Exercise -> Select the lines of the records containing the word "structure" and list them.

Excerpted records ->
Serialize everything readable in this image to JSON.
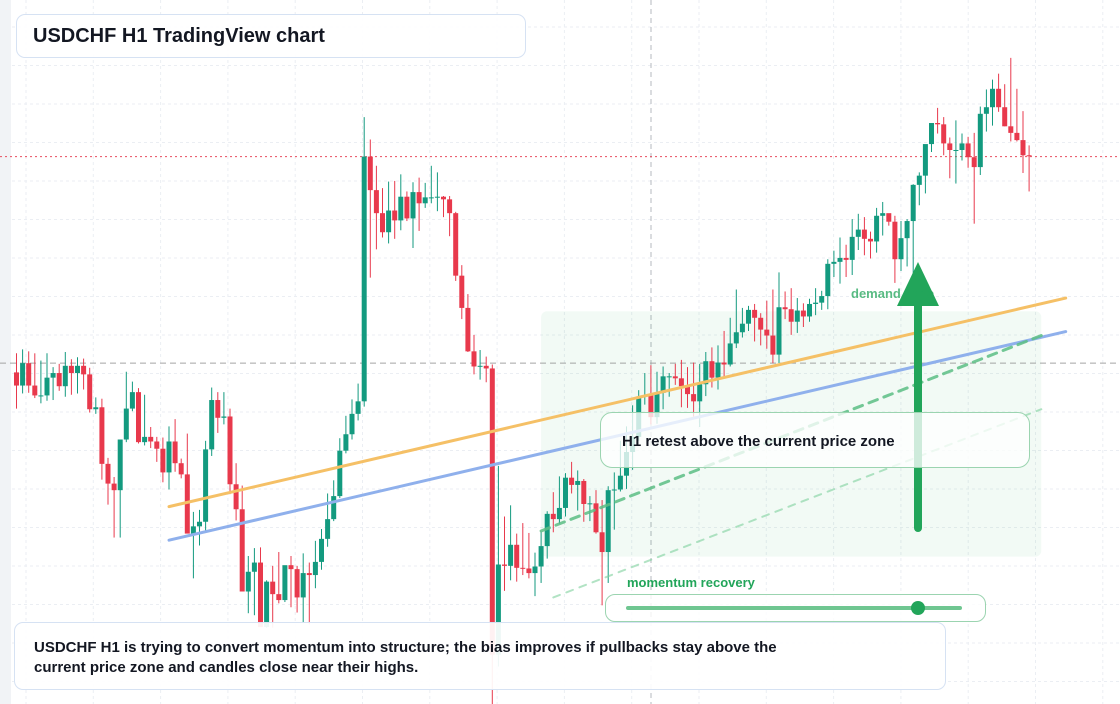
{
  "title": "USDCHF H1 TradingView chart",
  "note": "USDCHF H1 is trying to convert momentum into structure; the bias improves if pullbacks stay above the current price zone and candles close near their highs.",
  "callout": "H1 retest above the current price zone",
  "momentum": {
    "label": "momentum recovery",
    "level": 0.87
  },
  "zone_label": "demand zone",
  "colors": {
    "up": "#139a7f",
    "down": "#e8394c",
    "trend_orange": "#f5c066",
    "trend_blue": "#8fb0ec",
    "accent_green": "#22a55a"
  },
  "chart_data": {
    "type": "candlestick",
    "symbol": "USDCHF",
    "timeframe": "H1",
    "grid": true,
    "price_axis": {
      "min": 0,
      "max": 100
    },
    "hlines": [
      {
        "name": "dotted red level",
        "y": 83.5,
        "style": "dotted",
        "color": "#e8394c"
      },
      {
        "name": "dashed grey level",
        "y": 52.1,
        "style": "dashed",
        "color": "#9a9a9a"
      }
    ],
    "trendlines": [
      {
        "name": "orange trendline",
        "color": "#f5c066",
        "from": [
          25,
          30.3
        ],
        "to": [
          172,
          62.0
        ]
      },
      {
        "name": "blue trendline",
        "color": "#8fb0ec",
        "from": [
          25,
          25.2
        ],
        "to": [
          172,
          56.9
        ]
      },
      {
        "name": "green dashed trendline",
        "color": "#5cbf85",
        "from": [
          86,
          26.6
        ],
        "to": [
          168,
          56.3
        ]
      },
      {
        "name": "green faint trendline",
        "color": "#7fd19e",
        "from": [
          88,
          16.5
        ],
        "to": [
          168,
          45.1
        ]
      }
    ],
    "zone": {
      "name": "demand zone",
      "x": [
        86,
        168
      ],
      "y": [
        22.7,
        60.0
      ]
    },
    "candles": {
      "o": [
        50.7,
        48.7,
        52.1,
        48.7,
        47.2,
        47.2,
        49.9,
        50.6,
        48.6,
        51.7,
        50.6,
        51.7,
        50.4,
        45.1,
        45.4,
        36.8,
        33.8,
        32.8,
        40.5,
        45.2,
        47.7,
        40.1,
        40.9,
        40.2,
        39.1,
        35.5,
        40.2,
        36.9,
        35.2,
        26.2,
        27.3,
        28.0,
        39.0,
        46.5,
        43.8,
        44.0,
        33.7,
        29.9,
        17.4,
        20.4,
        21.8,
        12.0,
        18.9,
        17.0,
        16.1,
        21.4,
        20.8,
        16.5,
        20.2,
        19.9,
        21.9,
        25.4,
        28.4,
        31.9,
        38.8,
        41.3,
        44.4,
        46.3,
        83.5,
        78.4,
        74.9,
        72.0,
        75.3,
        73.8,
        77.4,
        74.1,
        78.1,
        76.4,
        77.3,
        77.3,
        77.4,
        77.0,
        74.9,
        65.4,
        60.5,
        53.9,
        51.6,
        51.7,
        51.3,
        7.8,
        21.5,
        21.3,
        24.5,
        21.0,
        20.9,
        20.2,
        21.2,
        24.3,
        29.2,
        28.4,
        30.1,
        34.7,
        33.6,
        34.2,
        30.7,
        30.8,
        26.4,
        23.4,
        32.8,
        32.9,
        35.0,
        38.6,
        40.9,
        47.0,
        47.2,
        43.9,
        47.6,
        50.1,
        50.1,
        49.8,
        48.6,
        47.4,
        46.3,
        48.9,
        52.4,
        49.9,
        52.2,
        51.9,
        55.1,
        56.8,
        58.1,
        60.2,
        59.0,
        57.2,
        56.3,
        53.4,
        60.6,
        60.3,
        58.4,
        60.1,
        59.2,
        61.1,
        61.3,
        62.3,
        67.2,
        67.5,
        68.1,
        67.8,
        71.3,
        72.4,
        71.0,
        70.6,
        74.5,
        74.9,
        73.6,
        67.9,
        71.1,
        73.7,
        79.2,
        80.6,
        85.4,
        88.6,
        88.4,
        85.5,
        84.5,
        84.5,
        85.5,
        83.4,
        81.9,
        90.0,
        91.0,
        93.8,
        91.0,
        88.1,
        87.1,
        86.0,
        83.7
      ],
      "h": [
        53.6,
        54.2,
        53.9,
        53.6,
        52.5,
        53.6,
        51.5,
        52.0,
        53.8,
        52.7,
        53.0,
        52.8,
        51.4,
        46.9,
        46.7,
        37.7,
        34.8,
        39.9,
        50.8,
        49.3,
        48.3,
        47.3,
        42.4,
        40.9,
        40.8,
        42.5,
        43.6,
        37.6,
        41.4,
        29.5,
        29.8,
        40.3,
        48.4,
        47.7,
        47.7,
        45.2,
        36.9,
        33.5,
        22.8,
        24.0,
        24.1,
        19.1,
        21.3,
        23.4,
        19.9,
        22.8,
        21.3,
        23.2,
        21.8,
        25.1,
        26.9,
        32.3,
        34.3,
        40.7,
        44.1,
        46.6,
        49.0,
        89.5,
        86.1,
        82.1,
        78.7,
        79.7,
        79.8,
        80.8,
        78.2,
        79.6,
        80.3,
        79.5,
        82.1,
        81.1,
        77.5,
        77.5,
        75.1,
        67.0,
        62.6,
        56.4,
        54.1,
        53.1,
        51.9,
        36.5,
        28.8,
        30.5,
        26.2,
        27.8,
        26.3,
        23.3,
        26.5,
        29.6,
        32.5,
        34.9,
        35.4,
        37.1,
        35.8,
        34.5,
        31.9,
        32.8,
        31.3,
        33.4,
        35.5,
        40.3,
        42.5,
        45.7,
        48.0,
        50.6,
        51.8,
        50.8,
        51.6,
        50.6,
        52.0,
        52.6,
        51.5,
        52.2,
        52.0,
        53.8,
        54.5,
        54.8,
        57.0,
        59.0,
        63.3,
        60.5,
        60.8,
        61.1,
        59.7,
        61.6,
        63.3,
        65.9,
        63.0,
        63.5,
        62.0,
        61.2,
        61.9,
        63.5,
        63.1,
        67.9,
        69.2,
        71.2,
        70.1,
        74.0,
        74.8,
        74.3,
        72.1,
        75.7,
        76.6,
        74.6,
        74.5,
        73.7,
        74.0,
        79.3,
        81.1,
        82.5,
        88.5,
        90.9,
        89.5,
        86.4,
        89.0,
        87.0,
        86.5,
        87.1,
        91.1,
        93.7,
        95.2,
        96.1,
        94.5,
        98.5,
        93.8,
        90.4,
        85.2
      ],
      "l": [
        45.2,
        47.5,
        47.6,
        46.8,
        46.0,
        46.4,
        46.5,
        47.9,
        47.0,
        47.3,
        47.5,
        48.1,
        44.6,
        44.4,
        34.4,
        30.6,
        25.6,
        25.6,
        40.1,
        44.8,
        39.9,
        39.6,
        39.2,
        37.1,
        34.0,
        32.9,
        35.6,
        34.6,
        28.4,
        19.4,
        24.4,
        26.6,
        38.0,
        41.5,
        42.8,
        32.2,
        28.2,
        20.7,
        14.1,
        13.8,
        17.6,
        11.9,
        11.9,
        15.6,
        15.8,
        15.0,
        14.2,
        12.7,
        12.4,
        17.9,
        20.7,
        24.2,
        28.1,
        31.6,
        38.4,
        40.5,
        43.4,
        45.5,
        65.1,
        69.4,
        71.2,
        70.3,
        71.0,
        72.3,
        73.7,
        69.6,
        72.2,
        75.7,
        76.4,
        75.2,
        74.3,
        71.4,
        64.6,
        58.8,
        53.8,
        50.4,
        49.6,
        49.2,
        0.1,
        6.0,
        17.5,
        19.1,
        18.9,
        19.9,
        19.4,
        16.7,
        18.7,
        22.4,
        26.4,
        27.7,
        28.8,
        32.3,
        29.7,
        28.0,
        28.1,
        26.2,
        15.3,
        18.7,
        26.8,
        32.6,
        33.0,
        35.9,
        40.3,
        45.8,
        42.8,
        42.9,
        45.1,
        47.0,
        48.8,
        45.4,
        45.3,
        44.0,
        42.4,
        47.1,
        48.4,
        48.1,
        49.8,
        51.6,
        54.4,
        56.0,
        57.0,
        55.4,
        54.8,
        54.3,
        52.1,
        52.1,
        58.8,
        56.4,
        56.7,
        57.6,
        58.4,
        59.4,
        60.2,
        60.3,
        65.2,
        64.2,
        65.2,
        65.5,
        69.3,
        68.5,
        68.0,
        68.9,
        71.5,
        73.0,
        64.3,
        66.1,
        66.8,
        63.7,
        76.1,
        77.9,
        84.2,
        87.0,
        83.7,
        80.2,
        79.4,
        82.9,
        81.8,
        73.3,
        80.7,
        87.3,
        88.2,
        90.3,
        88.1,
        85.8,
        85.8,
        81.0,
        78.2
      ],
      "c": [
        48.7,
        52.1,
        48.7,
        47.2,
        47.2,
        49.9,
        50.6,
        48.6,
        51.7,
        50.6,
        51.7,
        50.4,
        45.1,
        45.4,
        36.8,
        33.8,
        32.8,
        40.5,
        45.2,
        47.7,
        40.1,
        40.9,
        40.2,
        39.1,
        35.5,
        40.2,
        36.9,
        35.2,
        26.2,
        27.3,
        28.0,
        39.0,
        46.5,
        43.8,
        44.0,
        33.7,
        29.9,
        17.4,
        20.4,
        21.8,
        12.0,
        18.9,
        17.0,
        16.1,
        21.4,
        20.8,
        16.5,
        20.2,
        19.9,
        21.9,
        25.4,
        28.4,
        31.9,
        38.8,
        41.3,
        44.4,
        46.3,
        83.5,
        78.4,
        74.9,
        72.0,
        75.3,
        73.8,
        77.4,
        74.1,
        78.1,
        76.4,
        77.3,
        77.3,
        77.4,
        77.0,
        74.9,
        65.4,
        60.5,
        53.9,
        51.6,
        51.7,
        51.3,
        7.8,
        21.5,
        21.3,
        24.5,
        21.0,
        20.9,
        20.2,
        21.2,
        24.3,
        29.2,
        28.4,
        30.1,
        34.7,
        33.6,
        34.2,
        30.7,
        30.8,
        26.4,
        23.4,
        32.8,
        32.9,
        35.0,
        38.6,
        40.9,
        47.0,
        47.2,
        43.9,
        47.6,
        50.1,
        50.1,
        49.8,
        48.6,
        47.4,
        46.3,
        48.9,
        52.4,
        49.9,
        52.2,
        51.9,
        55.1,
        56.8,
        58.1,
        60.2,
        59.0,
        57.2,
        56.3,
        53.4,
        60.6,
        60.3,
        58.4,
        60.1,
        59.2,
        61.1,
        61.3,
        62.3,
        67.2,
        67.5,
        68.1,
        67.8,
        71.3,
        72.4,
        71.0,
        70.6,
        74.5,
        74.9,
        73.6,
        67.9,
        71.1,
        73.7,
        79.2,
        80.6,
        85.4,
        88.6,
        88.4,
        85.5,
        84.5,
        84.5,
        85.5,
        83.4,
        81.9,
        90.0,
        91.0,
        93.8,
        91.0,
        88.1,
        87.1,
        86.0,
        83.7,
        83.6
      ]
    }
  }
}
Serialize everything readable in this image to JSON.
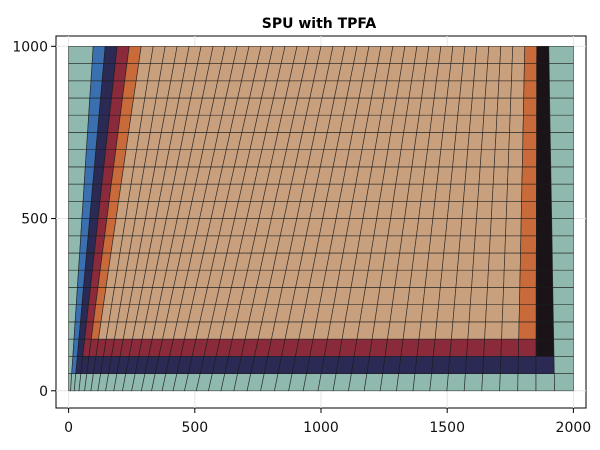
{
  "chart_data": {
    "type": "heatmap",
    "title": "SPU with TPFA",
    "xlabel": "",
    "ylabel": "",
    "xlim": [
      -50,
      2050
    ],
    "ylim": [
      -50,
      1030
    ],
    "xticks": [
      0,
      500,
      1000,
      1500,
      2000
    ],
    "xtick_labels": [
      "0",
      "500",
      "1000",
      "1500",
      "2000"
    ],
    "yticks": [
      0,
      500,
      1000
    ],
    "ytick_labels": [
      "0",
      "500",
      "1000"
    ],
    "grid": true,
    "mesh": {
      "nx": 40,
      "ny": 20,
      "x_range": [
        0,
        2000
      ],
      "y_range": [
        0,
        1000
      ],
      "top_edge_x_range": [
        50,
        1950
      ],
      "bottom_edge_column_squeeze": 0.5
    },
    "field": {
      "description_of_values": "saturation-like field, 0 = teal (outer band near left/bottom/right boundary) to 1 = tan (interior)",
      "colors": {
        "low": "#8fb8ae",
        "band1": "#3a6fb0",
        "band2": "#2a2a55",
        "band3": "#1a1418",
        "band4": "#8a2a3a",
        "band5": "#c86a3a",
        "high": "#c9a07e"
      }
    }
  }
}
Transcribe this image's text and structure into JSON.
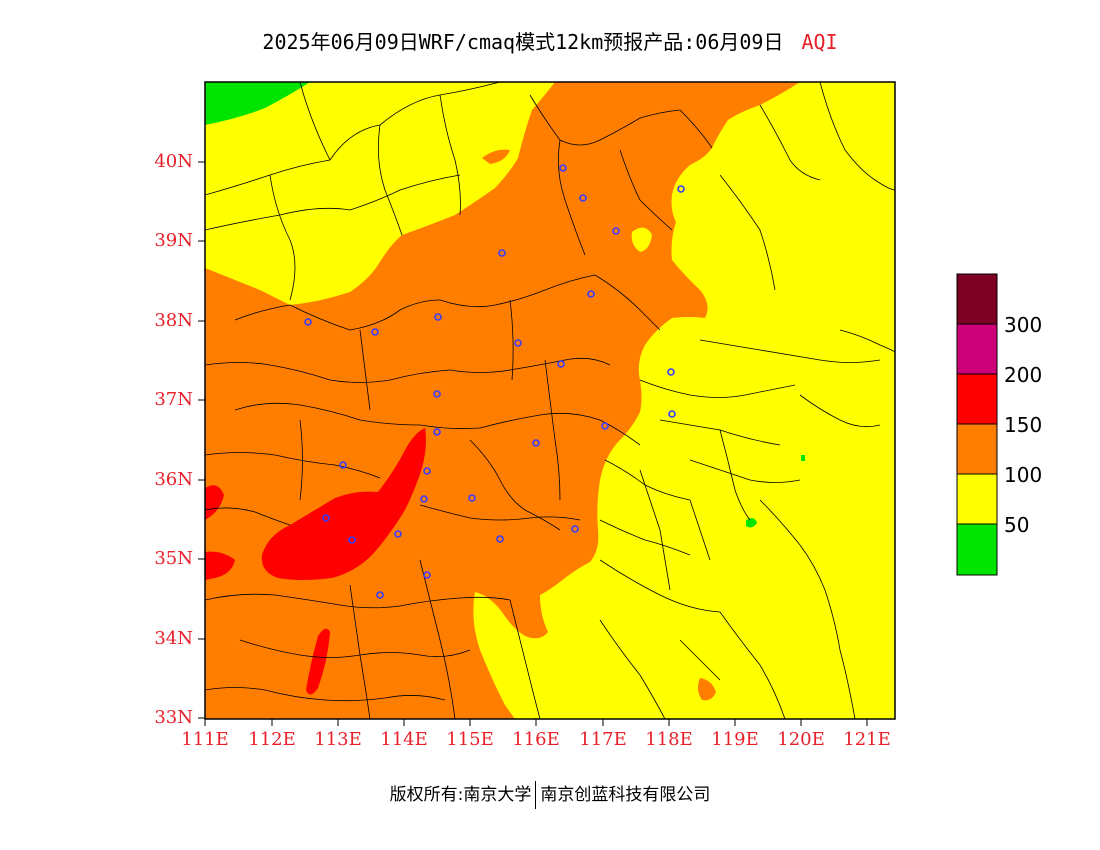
{
  "title": {
    "text": "2025年06月09日WRF/cmaq模式12km预报产品:06月09日",
    "tag": "AQI"
  },
  "map": {
    "lat_labels": [
      "40N",
      "39N",
      "38N",
      "37N",
      "36N",
      "35N",
      "34N",
      "33N"
    ],
    "lon_labels": [
      "111E",
      "112E",
      "113E",
      "114E",
      "115E",
      "116E",
      "117E",
      "118E",
      "119E",
      "120E",
      "121E"
    ],
    "colors": {
      "good": "#00e400",
      "moderate": "#ffff00",
      "unhealthy_sensitive": "#ff7e00",
      "unhealthy": "#ff0000",
      "very_unhealthy": "#cc0077",
      "hazardous": "#7e0023",
      "station": "#3b3bff",
      "border": "#000000"
    }
  },
  "legend": {
    "labels": [
      "300",
      "200",
      "150",
      "100",
      "50"
    ],
    "colors": [
      "#7e0023",
      "#cc0077",
      "#ff0000",
      "#ff7e00",
      "#ffff00",
      "#00e400"
    ]
  },
  "footer": {
    "left": "版权所有:南京大学",
    "right": "南京创蓝科技有限公司"
  }
}
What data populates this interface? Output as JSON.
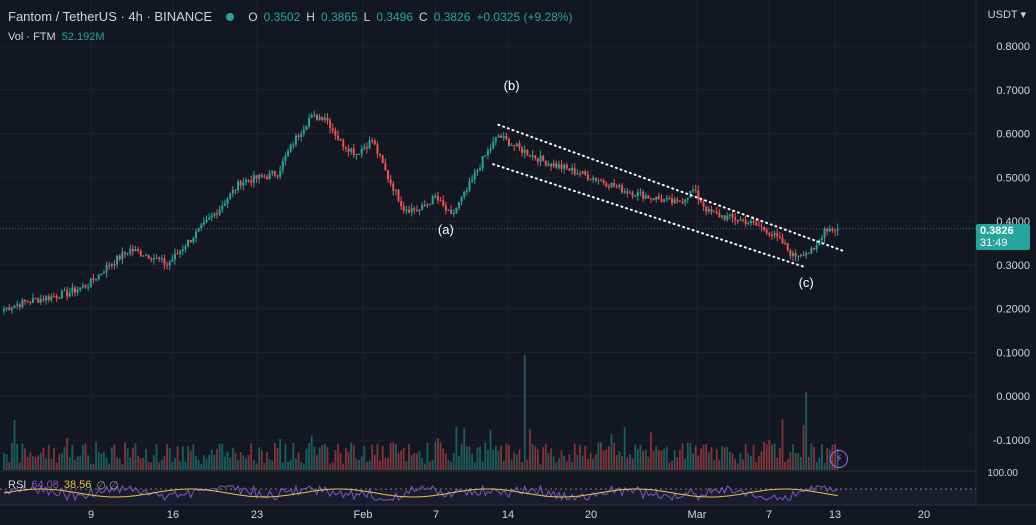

The answer ->
  "note": "USDCHF H1 is trying to convert momentum into structure; the bias improves if pullbacks stay above the current price zone and candles close near their highs.",
Transcribe this image's text and structure into JSON.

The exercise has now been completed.